[Start]

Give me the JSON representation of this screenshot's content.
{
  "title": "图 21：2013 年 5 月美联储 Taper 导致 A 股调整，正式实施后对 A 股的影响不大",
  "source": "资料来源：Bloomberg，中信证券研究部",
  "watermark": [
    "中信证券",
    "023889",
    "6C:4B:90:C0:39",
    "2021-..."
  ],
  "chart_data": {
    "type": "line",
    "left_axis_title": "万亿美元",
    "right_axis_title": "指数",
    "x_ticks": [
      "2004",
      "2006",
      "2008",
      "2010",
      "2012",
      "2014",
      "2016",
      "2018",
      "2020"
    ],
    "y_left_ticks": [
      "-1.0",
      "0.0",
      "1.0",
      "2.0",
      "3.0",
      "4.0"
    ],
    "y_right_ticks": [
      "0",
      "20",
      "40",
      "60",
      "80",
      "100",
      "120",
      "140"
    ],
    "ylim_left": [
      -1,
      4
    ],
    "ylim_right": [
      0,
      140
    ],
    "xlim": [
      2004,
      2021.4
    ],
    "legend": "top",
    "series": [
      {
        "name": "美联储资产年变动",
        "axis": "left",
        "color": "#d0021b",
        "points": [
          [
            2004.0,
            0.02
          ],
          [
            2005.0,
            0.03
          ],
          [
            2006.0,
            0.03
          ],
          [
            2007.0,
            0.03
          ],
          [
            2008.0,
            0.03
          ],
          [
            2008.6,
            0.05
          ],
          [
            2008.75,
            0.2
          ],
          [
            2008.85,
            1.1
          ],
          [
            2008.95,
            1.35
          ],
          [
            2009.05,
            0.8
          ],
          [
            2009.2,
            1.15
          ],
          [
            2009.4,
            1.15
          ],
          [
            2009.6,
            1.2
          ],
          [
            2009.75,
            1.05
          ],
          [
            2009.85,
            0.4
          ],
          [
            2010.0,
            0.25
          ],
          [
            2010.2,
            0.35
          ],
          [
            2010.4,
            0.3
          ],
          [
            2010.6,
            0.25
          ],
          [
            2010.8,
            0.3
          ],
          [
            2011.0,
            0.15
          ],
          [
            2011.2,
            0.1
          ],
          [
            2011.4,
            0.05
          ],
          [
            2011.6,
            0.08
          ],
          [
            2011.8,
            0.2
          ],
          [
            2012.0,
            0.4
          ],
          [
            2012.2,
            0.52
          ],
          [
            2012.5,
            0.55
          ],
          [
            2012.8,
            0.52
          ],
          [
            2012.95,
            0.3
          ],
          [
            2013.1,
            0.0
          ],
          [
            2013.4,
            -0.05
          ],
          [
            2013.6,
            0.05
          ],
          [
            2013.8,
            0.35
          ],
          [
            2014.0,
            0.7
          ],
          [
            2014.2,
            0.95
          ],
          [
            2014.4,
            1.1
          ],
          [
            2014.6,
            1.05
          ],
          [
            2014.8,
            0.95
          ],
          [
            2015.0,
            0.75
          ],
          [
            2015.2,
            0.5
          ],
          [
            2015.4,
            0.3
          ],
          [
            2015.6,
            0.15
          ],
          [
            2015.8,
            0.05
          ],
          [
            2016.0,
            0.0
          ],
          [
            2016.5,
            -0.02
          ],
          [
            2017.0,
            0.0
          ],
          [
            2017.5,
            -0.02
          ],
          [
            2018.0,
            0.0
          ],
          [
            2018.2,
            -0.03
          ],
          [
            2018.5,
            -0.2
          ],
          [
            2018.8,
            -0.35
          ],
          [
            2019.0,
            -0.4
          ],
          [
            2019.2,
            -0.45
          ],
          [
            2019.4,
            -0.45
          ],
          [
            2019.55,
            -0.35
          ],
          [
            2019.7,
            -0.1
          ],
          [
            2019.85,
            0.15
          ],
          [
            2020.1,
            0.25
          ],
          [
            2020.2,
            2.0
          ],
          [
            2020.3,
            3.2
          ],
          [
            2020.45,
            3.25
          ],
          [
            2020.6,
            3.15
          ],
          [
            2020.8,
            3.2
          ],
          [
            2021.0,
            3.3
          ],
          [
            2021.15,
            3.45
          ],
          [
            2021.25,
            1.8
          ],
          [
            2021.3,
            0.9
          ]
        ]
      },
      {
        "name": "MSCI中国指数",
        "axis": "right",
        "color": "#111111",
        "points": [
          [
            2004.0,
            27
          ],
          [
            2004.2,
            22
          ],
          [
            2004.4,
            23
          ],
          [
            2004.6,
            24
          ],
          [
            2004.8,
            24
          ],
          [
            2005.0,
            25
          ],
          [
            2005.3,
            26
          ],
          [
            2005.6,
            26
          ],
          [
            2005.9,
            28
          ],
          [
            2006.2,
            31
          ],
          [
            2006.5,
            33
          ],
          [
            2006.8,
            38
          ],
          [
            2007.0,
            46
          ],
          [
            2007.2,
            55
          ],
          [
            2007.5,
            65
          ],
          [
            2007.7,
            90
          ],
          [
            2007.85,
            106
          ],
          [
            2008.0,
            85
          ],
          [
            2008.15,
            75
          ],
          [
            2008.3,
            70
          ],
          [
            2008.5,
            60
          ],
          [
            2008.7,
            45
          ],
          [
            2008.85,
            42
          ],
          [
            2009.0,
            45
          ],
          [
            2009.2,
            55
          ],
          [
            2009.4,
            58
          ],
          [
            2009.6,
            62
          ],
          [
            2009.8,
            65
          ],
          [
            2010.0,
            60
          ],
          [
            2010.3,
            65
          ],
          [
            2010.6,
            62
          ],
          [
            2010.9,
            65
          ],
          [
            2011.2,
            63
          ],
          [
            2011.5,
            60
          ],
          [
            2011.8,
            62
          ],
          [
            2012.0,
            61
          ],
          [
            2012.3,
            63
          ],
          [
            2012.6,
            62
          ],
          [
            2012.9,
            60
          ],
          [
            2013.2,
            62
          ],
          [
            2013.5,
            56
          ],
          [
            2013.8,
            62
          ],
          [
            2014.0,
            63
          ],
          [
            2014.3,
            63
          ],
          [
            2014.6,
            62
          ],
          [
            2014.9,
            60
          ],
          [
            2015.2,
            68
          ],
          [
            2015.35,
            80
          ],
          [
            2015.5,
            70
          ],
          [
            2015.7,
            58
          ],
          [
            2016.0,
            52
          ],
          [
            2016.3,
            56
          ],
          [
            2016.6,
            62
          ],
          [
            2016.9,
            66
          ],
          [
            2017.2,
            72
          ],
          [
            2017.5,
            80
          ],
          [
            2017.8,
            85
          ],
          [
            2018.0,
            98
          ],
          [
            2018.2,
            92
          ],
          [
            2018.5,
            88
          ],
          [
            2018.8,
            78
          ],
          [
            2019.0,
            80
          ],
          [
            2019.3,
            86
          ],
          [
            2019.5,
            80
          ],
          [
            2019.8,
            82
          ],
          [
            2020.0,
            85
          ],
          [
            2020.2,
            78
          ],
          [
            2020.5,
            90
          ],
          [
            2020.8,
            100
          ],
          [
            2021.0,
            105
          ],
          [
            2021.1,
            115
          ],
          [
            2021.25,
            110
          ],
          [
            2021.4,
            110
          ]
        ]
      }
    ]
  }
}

[End]

What you should do: Every line above needs to be retyped exactly.

The output:
Give me the JSON representation of this screenshot's content.
{
  "title": "图 21：2013 年 5 月美联储 Taper 导致 A 股调整，正式实施后对 A 股的影响不大",
  "source": "资料来源：Bloomberg，中信证券研究部",
  "watermark": [
    "中信证券",
    "023889",
    "6C:4B:90:C0:39",
    "2021-..."
  ],
  "chart_data": {
    "type": "line",
    "left_axis_title": "万亿美元",
    "right_axis_title": "指数",
    "x_ticks": [
      "2004",
      "2006",
      "2008",
      "2010",
      "2012",
      "2014",
      "2016",
      "2018",
      "2020"
    ],
    "y_left_ticks": [
      "-1.0",
      "0.0",
      "1.0",
      "2.0",
      "3.0",
      "4.0"
    ],
    "y_right_ticks": [
      "0",
      "20",
      "40",
      "60",
      "80",
      "100",
      "120",
      "140"
    ],
    "ylim_left": [
      -1,
      4
    ],
    "ylim_right": [
      0,
      140
    ],
    "xlim": [
      2004,
      2021.4
    ],
    "legend": "top",
    "series": [
      {
        "name": "美联储资产年变动",
        "axis": "left",
        "color": "#d0021b",
        "points": [
          [
            2004.0,
            0.02
          ],
          [
            2005.0,
            0.03
          ],
          [
            2006.0,
            0.03
          ],
          [
            2007.0,
            0.03
          ],
          [
            2008.0,
            0.03
          ],
          [
            2008.6,
            0.05
          ],
          [
            2008.75,
            0.2
          ],
          [
            2008.85,
            1.1
          ],
          [
            2008.95,
            1.35
          ],
          [
            2009.05,
            0.8
          ],
          [
            2009.2,
            1.15
          ],
          [
            2009.4,
            1.15
          ],
          [
            2009.6,
            1.2
          ],
          [
            2009.75,
            1.05
          ],
          [
            2009.85,
            0.4
          ],
          [
            2010.0,
            0.25
          ],
          [
            2010.2,
            0.35
          ],
          [
            2010.4,
            0.3
          ],
          [
            2010.6,
            0.25
          ],
          [
            2010.8,
            0.3
          ],
          [
            2011.0,
            0.15
          ],
          [
            2011.2,
            0.1
          ],
          [
            2011.4,
            0.05
          ],
          [
            2011.6,
            0.08
          ],
          [
            2011.8,
            0.2
          ],
          [
            2012.0,
            0.4
          ],
          [
            2012.2,
            0.52
          ],
          [
            2012.5,
            0.55
          ],
          [
            2012.8,
            0.52
          ],
          [
            2012.95,
            0.3
          ],
          [
            2013.1,
            0.0
          ],
          [
            2013.4,
            -0.05
          ],
          [
            2013.6,
            0.05
          ],
          [
            2013.8,
            0.35
          ],
          [
            2014.0,
            0.7
          ],
          [
            2014.2,
            0.95
          ],
          [
            2014.4,
            1.1
          ],
          [
            2014.6,
            1.05
          ],
          [
            2014.8,
            0.95
          ],
          [
            2015.0,
            0.75
          ],
          [
            2015.2,
            0.5
          ],
          [
            2015.4,
            0.3
          ],
          [
            2015.6,
            0.15
          ],
          [
            2015.8,
            0.05
          ],
          [
            2016.0,
            0.0
          ],
          [
            2016.5,
            -0.02
          ],
          [
            2017.0,
            0.0
          ],
          [
            2017.5,
            -0.02
          ],
          [
            2018.0,
            0.0
          ],
          [
            2018.2,
            -0.03
          ],
          [
            2018.5,
            -0.2
          ],
          [
            2018.8,
            -0.35
          ],
          [
            2019.0,
            -0.4
          ],
          [
            2019.2,
            -0.45
          ],
          [
            2019.4,
            -0.45
          ],
          [
            2019.55,
            -0.35
          ],
          [
            2019.7,
            -0.1
          ],
          [
            2019.85,
            0.15
          ],
          [
            2020.1,
            0.25
          ],
          [
            2020.2,
            2.0
          ],
          [
            2020.3,
            3.2
          ],
          [
            2020.45,
            3.25
          ],
          [
            2020.6,
            3.15
          ],
          [
            2020.8,
            3.2
          ],
          [
            2021.0,
            3.3
          ],
          [
            2021.15,
            3.45
          ],
          [
            2021.25,
            1.8
          ],
          [
            2021.3,
            0.9
          ]
        ]
      },
      {
        "name": "MSCI中国指数",
        "axis": "right",
        "color": "#111111",
        "points": [
          [
            2004.0,
            27
          ],
          [
            2004.2,
            22
          ],
          [
            2004.4,
            23
          ],
          [
            2004.6,
            24
          ],
          [
            2004.8,
            24
          ],
          [
            2005.0,
            25
          ],
          [
            2005.3,
            26
          ],
          [
            2005.6,
            26
          ],
          [
            2005.9,
            28
          ],
          [
            2006.2,
            31
          ],
          [
            2006.5,
            33
          ],
          [
            2006.8,
            38
          ],
          [
            2007.0,
            46
          ],
          [
            2007.2,
            55
          ],
          [
            2007.5,
            65
          ],
          [
            2007.7,
            90
          ],
          [
            2007.85,
            106
          ],
          [
            2008.0,
            85
          ],
          [
            2008.15,
            75
          ],
          [
            2008.3,
            70
          ],
          [
            2008.5,
            60
          ],
          [
            2008.7,
            45
          ],
          [
            2008.85,
            42
          ],
          [
            2009.0,
            45
          ],
          [
            2009.2,
            55
          ],
          [
            2009.4,
            58
          ],
          [
            2009.6,
            62
          ],
          [
            2009.8,
            65
          ],
          [
            2010.0,
            60
          ],
          [
            2010.3,
            65
          ],
          [
            2010.6,
            62
          ],
          [
            2010.9,
            65
          ],
          [
            2011.2,
            63
          ],
          [
            2011.5,
            60
          ],
          [
            2011.8,
            62
          ],
          [
            2012.0,
            61
          ],
          [
            2012.3,
            63
          ],
          [
            2012.6,
            62
          ],
          [
            2012.9,
            60
          ],
          [
            2013.2,
            62
          ],
          [
            2013.5,
            56
          ],
          [
            2013.8,
            62
          ],
          [
            2014.0,
            63
          ],
          [
            2014.3,
            63
          ],
          [
            2014.6,
            62
          ],
          [
            2014.9,
            60
          ],
          [
            2015.2,
            68
          ],
          [
            2015.35,
            80
          ],
          [
            2015.5,
            70
          ],
          [
            2015.7,
            58
          ],
          [
            2016.0,
            52
          ],
          [
            2016.3,
            56
          ],
          [
            2016.6,
            62
          ],
          [
            2016.9,
            66
          ],
          [
            2017.2,
            72
          ],
          [
            2017.5,
            80
          ],
          [
            2017.8,
            85
          ],
          [
            2018.0,
            98
          ],
          [
            2018.2,
            92
          ],
          [
            2018.5,
            88
          ],
          [
            2018.8,
            78
          ],
          [
            2019.0,
            80
          ],
          [
            2019.3,
            86
          ],
          [
            2019.5,
            80
          ],
          [
            2019.8,
            82
          ],
          [
            2020.0,
            85
          ],
          [
            2020.2,
            78
          ],
          [
            2020.5,
            90
          ],
          [
            2020.8,
            100
          ],
          [
            2021.0,
            105
          ],
          [
            2021.1,
            115
          ],
          [
            2021.25,
            110
          ],
          [
            2021.4,
            110
          ]
        ]
      }
    ]
  }
}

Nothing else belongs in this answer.